··· GIVEN DATA

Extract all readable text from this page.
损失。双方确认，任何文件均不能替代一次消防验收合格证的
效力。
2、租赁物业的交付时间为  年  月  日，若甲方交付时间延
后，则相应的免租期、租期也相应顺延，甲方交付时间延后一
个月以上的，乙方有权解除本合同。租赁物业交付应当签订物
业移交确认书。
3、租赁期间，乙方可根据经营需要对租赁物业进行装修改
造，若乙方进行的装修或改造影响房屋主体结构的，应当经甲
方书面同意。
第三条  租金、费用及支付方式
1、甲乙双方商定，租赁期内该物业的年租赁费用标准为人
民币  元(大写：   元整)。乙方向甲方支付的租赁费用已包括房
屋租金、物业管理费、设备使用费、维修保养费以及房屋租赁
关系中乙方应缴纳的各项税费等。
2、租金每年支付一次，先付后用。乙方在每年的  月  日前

······

OBJECTIVE:
Copy all of the data. Keep every word exactly as it is.

THE ANSWER:
Extract all readable text from this page.
损失。双方确认，任何文件均不能替代一次消防验收合格证的
效力。
2、租赁物业的交付时间为  年  月  日，若甲方交付时间延
后，则相应的免租期、租期也相应顺延，甲方交付时间延后一
个月以上的，乙方有权解除本合同。租赁物业交付应当签订物
业移交确认书。
3、租赁期间，乙方可根据经营需要对租赁物业进行装修改
造，若乙方进行的装修或改造影响房屋主体结构的，应当经甲
方书面同意。
第三条  租金、费用及支付方式
1、甲乙双方商定，租赁期内该物业的年租赁费用标准为人
民币  元(大写：   元整)。乙方向甲方支付的租赁费用已包括房
屋租金、物业管理费、设备使用费、维修保养费以及房屋租赁
关系中乙方应缴纳的各项税费等。
2、租金每年支付一次，先付后用。乙方在每年的  月  日前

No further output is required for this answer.